** begin EXTRACTED INFORMATION **

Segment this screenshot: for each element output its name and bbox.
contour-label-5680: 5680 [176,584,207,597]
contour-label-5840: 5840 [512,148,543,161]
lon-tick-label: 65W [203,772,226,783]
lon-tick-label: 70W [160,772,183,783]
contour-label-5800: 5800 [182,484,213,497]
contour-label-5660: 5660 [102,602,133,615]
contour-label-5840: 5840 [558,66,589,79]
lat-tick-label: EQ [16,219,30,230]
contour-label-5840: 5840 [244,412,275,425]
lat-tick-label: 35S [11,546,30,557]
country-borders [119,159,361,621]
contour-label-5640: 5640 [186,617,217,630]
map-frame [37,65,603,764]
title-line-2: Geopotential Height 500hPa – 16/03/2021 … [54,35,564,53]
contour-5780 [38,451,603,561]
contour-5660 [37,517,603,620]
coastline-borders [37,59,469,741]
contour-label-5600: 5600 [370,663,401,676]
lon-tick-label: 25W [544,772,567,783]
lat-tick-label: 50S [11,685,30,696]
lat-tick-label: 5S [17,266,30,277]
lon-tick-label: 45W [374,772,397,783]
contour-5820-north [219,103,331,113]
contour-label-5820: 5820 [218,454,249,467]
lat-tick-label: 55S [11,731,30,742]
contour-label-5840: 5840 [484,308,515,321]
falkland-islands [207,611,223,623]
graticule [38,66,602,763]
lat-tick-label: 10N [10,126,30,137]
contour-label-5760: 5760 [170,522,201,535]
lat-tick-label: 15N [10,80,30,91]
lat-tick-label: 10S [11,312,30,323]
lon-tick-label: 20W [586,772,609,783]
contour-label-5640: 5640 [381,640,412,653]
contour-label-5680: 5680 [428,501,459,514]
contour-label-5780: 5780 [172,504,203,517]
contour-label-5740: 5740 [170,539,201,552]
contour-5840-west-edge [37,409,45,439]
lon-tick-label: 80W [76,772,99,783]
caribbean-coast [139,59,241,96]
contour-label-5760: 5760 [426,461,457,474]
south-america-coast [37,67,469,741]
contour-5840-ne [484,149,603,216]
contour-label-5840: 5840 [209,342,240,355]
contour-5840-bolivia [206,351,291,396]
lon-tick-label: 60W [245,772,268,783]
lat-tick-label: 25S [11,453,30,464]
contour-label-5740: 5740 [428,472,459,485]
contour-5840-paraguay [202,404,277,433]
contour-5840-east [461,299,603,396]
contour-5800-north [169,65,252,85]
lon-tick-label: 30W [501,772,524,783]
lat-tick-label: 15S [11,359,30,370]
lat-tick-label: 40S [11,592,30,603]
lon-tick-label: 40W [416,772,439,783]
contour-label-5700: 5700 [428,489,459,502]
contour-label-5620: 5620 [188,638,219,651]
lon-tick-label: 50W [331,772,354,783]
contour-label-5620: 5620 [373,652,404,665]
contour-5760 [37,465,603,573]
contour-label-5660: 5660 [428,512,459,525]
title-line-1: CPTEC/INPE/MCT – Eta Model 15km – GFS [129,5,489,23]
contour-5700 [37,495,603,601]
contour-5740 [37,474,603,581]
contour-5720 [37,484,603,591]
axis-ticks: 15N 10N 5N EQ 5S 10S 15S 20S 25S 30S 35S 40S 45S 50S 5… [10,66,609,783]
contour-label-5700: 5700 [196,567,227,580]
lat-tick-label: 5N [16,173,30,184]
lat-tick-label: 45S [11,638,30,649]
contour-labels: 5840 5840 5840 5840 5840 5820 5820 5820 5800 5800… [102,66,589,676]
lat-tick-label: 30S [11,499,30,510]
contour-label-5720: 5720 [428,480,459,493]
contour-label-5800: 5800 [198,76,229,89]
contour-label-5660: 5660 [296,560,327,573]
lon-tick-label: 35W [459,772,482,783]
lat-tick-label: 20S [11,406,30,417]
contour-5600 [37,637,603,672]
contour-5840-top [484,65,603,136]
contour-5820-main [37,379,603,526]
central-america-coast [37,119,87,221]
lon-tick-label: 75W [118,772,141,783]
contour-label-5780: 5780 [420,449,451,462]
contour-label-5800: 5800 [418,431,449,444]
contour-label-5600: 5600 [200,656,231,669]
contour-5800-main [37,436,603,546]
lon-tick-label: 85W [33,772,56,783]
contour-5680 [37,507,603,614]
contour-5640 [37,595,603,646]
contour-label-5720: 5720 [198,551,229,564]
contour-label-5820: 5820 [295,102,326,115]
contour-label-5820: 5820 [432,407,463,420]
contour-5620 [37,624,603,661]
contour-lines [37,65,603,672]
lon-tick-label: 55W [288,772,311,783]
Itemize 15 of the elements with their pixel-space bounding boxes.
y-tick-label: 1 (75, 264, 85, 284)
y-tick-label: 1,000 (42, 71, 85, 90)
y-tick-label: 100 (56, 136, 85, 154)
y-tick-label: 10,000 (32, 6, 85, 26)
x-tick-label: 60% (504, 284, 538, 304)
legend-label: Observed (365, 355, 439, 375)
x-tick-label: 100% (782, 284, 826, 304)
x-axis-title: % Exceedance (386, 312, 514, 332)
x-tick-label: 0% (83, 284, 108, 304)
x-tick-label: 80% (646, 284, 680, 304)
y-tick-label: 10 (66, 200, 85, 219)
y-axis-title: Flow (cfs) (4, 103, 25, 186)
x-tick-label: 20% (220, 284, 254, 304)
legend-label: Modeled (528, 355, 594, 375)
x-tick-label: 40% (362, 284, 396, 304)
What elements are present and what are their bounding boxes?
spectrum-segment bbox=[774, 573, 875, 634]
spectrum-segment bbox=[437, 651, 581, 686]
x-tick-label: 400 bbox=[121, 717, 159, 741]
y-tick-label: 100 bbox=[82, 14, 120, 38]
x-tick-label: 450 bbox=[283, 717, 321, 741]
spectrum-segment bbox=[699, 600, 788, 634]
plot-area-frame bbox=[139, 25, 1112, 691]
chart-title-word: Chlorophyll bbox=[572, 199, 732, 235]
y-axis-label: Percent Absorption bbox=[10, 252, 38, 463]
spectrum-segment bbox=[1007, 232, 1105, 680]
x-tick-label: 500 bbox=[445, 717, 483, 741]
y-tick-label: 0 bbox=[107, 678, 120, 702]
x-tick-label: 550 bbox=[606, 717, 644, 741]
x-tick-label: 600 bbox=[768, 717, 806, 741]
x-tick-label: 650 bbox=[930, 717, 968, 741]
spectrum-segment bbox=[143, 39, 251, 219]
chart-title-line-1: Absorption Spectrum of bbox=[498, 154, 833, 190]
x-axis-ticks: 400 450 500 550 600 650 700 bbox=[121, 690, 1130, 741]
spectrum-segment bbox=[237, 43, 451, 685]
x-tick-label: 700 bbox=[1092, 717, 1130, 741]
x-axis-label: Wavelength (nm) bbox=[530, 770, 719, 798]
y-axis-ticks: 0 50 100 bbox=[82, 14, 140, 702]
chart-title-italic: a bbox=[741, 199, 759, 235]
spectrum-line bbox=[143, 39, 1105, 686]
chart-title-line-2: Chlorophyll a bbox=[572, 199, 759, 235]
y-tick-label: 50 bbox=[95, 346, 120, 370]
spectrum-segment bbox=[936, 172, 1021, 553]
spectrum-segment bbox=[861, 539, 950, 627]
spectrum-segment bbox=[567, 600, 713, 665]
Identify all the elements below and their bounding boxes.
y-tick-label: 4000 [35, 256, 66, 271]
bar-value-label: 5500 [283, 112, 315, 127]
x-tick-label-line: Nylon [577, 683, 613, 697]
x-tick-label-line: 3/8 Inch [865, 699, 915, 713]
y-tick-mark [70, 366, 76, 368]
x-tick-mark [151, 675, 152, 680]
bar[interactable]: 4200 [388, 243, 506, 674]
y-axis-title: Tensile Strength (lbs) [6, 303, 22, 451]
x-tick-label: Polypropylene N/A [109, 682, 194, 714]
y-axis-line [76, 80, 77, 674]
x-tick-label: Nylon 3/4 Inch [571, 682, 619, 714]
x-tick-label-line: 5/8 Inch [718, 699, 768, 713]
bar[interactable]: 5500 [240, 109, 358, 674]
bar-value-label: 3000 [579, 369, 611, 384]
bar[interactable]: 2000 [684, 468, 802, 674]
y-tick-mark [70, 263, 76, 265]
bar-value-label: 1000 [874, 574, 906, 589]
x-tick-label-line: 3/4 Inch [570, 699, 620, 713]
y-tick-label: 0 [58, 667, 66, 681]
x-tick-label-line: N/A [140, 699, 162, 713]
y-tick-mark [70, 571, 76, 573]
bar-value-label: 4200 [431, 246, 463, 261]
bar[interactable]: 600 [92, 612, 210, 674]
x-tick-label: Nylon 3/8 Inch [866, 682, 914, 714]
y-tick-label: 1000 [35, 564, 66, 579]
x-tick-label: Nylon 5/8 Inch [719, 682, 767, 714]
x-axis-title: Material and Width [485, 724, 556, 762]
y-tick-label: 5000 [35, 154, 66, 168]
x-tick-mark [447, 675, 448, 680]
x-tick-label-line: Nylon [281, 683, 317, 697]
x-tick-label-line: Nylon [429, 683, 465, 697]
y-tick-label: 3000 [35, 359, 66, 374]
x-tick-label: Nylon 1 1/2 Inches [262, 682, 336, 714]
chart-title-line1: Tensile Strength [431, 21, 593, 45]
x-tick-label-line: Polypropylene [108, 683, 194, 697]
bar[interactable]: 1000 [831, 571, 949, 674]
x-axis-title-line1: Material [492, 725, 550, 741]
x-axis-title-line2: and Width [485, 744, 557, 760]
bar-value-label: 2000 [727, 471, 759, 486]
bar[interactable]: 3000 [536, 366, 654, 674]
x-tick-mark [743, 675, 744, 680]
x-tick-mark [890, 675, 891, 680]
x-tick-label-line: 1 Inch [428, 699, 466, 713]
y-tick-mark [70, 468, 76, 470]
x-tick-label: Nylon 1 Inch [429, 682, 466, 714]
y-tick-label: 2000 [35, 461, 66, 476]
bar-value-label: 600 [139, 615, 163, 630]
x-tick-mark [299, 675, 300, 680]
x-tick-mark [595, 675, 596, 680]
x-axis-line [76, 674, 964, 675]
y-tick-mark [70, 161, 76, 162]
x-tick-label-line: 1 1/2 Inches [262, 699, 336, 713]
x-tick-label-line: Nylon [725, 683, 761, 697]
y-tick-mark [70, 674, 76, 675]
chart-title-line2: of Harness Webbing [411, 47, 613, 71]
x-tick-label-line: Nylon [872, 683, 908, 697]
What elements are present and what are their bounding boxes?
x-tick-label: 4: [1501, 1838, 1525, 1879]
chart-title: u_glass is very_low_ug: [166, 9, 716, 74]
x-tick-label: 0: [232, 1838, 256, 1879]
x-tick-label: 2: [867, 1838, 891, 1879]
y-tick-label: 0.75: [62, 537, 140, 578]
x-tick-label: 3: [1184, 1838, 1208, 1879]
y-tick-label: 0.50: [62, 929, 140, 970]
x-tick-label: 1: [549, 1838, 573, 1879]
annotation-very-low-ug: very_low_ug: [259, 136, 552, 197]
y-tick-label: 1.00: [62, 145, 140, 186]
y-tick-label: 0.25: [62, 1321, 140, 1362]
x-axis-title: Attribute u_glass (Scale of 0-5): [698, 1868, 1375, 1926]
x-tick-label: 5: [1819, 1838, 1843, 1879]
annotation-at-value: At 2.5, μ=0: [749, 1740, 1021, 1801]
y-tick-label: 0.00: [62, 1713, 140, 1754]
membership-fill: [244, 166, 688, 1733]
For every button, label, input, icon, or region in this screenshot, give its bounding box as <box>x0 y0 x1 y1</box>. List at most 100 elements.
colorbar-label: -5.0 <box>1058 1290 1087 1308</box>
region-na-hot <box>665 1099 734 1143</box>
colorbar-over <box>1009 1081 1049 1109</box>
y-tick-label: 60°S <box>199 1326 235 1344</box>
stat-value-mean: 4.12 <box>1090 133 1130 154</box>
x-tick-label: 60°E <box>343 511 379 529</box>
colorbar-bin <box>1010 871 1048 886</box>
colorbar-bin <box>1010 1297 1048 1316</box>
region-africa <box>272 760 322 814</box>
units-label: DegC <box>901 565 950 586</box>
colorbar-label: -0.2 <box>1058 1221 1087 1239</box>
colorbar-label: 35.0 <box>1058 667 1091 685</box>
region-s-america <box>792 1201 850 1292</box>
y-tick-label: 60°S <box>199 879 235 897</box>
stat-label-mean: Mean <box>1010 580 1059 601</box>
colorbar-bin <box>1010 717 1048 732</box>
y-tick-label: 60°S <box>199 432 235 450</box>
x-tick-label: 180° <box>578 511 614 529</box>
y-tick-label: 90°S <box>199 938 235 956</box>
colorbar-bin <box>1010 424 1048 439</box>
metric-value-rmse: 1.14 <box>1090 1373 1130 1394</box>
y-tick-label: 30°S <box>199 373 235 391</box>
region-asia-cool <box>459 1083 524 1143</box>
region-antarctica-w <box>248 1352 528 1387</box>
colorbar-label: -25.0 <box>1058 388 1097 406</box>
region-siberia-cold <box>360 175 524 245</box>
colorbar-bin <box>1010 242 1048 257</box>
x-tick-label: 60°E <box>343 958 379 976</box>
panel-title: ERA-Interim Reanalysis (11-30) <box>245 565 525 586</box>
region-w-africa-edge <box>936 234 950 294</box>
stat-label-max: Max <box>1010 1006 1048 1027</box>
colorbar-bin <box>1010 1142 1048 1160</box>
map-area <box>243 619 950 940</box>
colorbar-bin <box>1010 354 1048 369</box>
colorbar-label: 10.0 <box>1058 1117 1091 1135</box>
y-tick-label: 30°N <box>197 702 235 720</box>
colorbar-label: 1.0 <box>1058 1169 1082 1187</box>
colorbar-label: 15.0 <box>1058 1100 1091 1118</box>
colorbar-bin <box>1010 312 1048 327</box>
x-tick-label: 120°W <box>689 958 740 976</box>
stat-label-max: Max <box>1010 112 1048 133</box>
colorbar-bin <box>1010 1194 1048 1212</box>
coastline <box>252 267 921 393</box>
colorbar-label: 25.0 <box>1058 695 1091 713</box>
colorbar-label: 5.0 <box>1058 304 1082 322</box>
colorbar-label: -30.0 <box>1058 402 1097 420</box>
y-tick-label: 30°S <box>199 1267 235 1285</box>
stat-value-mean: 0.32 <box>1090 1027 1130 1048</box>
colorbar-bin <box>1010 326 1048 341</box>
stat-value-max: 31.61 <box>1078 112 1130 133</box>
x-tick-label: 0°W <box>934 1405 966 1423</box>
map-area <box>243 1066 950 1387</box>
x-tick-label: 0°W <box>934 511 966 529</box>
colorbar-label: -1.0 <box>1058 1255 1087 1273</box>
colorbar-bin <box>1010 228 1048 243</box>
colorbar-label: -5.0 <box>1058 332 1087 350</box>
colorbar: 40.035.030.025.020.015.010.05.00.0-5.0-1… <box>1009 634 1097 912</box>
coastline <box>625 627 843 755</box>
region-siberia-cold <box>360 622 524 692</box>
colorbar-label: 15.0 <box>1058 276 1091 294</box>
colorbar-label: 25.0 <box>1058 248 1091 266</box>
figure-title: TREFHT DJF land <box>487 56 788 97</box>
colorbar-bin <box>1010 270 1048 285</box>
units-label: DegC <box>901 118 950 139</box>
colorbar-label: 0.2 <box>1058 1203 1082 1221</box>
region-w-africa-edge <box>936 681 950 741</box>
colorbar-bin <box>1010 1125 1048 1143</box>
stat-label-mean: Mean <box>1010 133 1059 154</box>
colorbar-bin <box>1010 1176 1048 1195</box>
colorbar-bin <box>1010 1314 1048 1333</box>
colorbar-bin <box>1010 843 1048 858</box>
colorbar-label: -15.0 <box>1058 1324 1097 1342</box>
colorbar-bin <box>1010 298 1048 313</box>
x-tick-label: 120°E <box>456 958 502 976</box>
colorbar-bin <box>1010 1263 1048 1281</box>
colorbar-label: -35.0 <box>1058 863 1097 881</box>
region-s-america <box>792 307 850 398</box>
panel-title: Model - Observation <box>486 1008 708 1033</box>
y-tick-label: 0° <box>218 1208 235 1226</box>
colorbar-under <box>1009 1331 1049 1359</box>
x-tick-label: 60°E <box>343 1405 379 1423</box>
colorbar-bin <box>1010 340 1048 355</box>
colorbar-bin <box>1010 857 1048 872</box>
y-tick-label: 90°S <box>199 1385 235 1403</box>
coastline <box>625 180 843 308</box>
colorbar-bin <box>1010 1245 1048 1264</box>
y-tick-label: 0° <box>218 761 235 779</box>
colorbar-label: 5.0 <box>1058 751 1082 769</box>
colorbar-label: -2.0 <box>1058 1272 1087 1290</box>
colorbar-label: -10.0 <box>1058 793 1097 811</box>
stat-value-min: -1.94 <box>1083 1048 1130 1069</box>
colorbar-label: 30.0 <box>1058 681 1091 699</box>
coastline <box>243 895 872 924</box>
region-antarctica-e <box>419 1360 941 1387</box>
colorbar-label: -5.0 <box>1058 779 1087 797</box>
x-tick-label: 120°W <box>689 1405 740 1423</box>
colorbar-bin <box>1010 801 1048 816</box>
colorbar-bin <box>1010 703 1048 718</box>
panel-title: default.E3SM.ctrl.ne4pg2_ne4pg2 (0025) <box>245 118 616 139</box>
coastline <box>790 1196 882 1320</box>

** end EXTRACTED INFORMATION **

**REQUEST**
Rewrite the items from the first line up to and including the line with "contour-label-5640: 5640 [381,640,412,653]", substituting "latitude-tick-label" for every "lat-tick-label" and leaving everything else unchanged. Return only those lines.

**SOLUTION TO THIS TASK**
Segment this screenshot: for each element output its name and bbox.
contour-label-5680: 5680 [176,584,207,597]
contour-label-5840: 5840 [512,148,543,161]
lon-tick-label: 65W [203,772,226,783]
lon-tick-label: 70W [160,772,183,783]
contour-label-5800: 5800 [182,484,213,497]
contour-label-5660: 5660 [102,602,133,615]
contour-label-5840: 5840 [558,66,589,79]
latitude-tick-label: EQ [16,219,30,230]
contour-label-5840: 5840 [244,412,275,425]
latitude-tick-label: 35S [11,546,30,557]
country-borders [119,159,361,621]
contour-label-5640: 5640 [186,617,217,630]
map-frame [37,65,603,764]
title-line-2: Geopotential Height 500hPa – 16/03/2021 … [54,35,564,53]
contour-5780 [38,451,603,561]
contour-5660 [37,517,603,620]
coastline-borders [37,59,469,741]
contour-label-5600: 5600 [370,663,401,676]
lon-tick-label: 25W [544,772,567,783]
latitude-tick-label: 50S [11,685,30,696]
latitude-tick-label: 5S [17,266,30,277]
lon-tick-label: 45W [374,772,397,783]
contour-5820-north [219,103,331,113]
contour-label-5820: 5820 [218,454,249,467]
latitude-tick-label: 55S [11,731,30,742]
contour-label-5840: 5840 [484,308,515,321]
falkland-islands [207,611,223,623]
graticule [38,66,602,763]
latitude-tick-label: 10N [10,126,30,137]
contour-label-5760: 5760 [170,522,201,535]
latitude-tick-label: 15N [10,80,30,91]
latitude-tick-label: 10S [11,312,30,323]
lon-tick-label: 20W [586,772,609,783]
contour-label-5640: 5640 [381,640,412,653]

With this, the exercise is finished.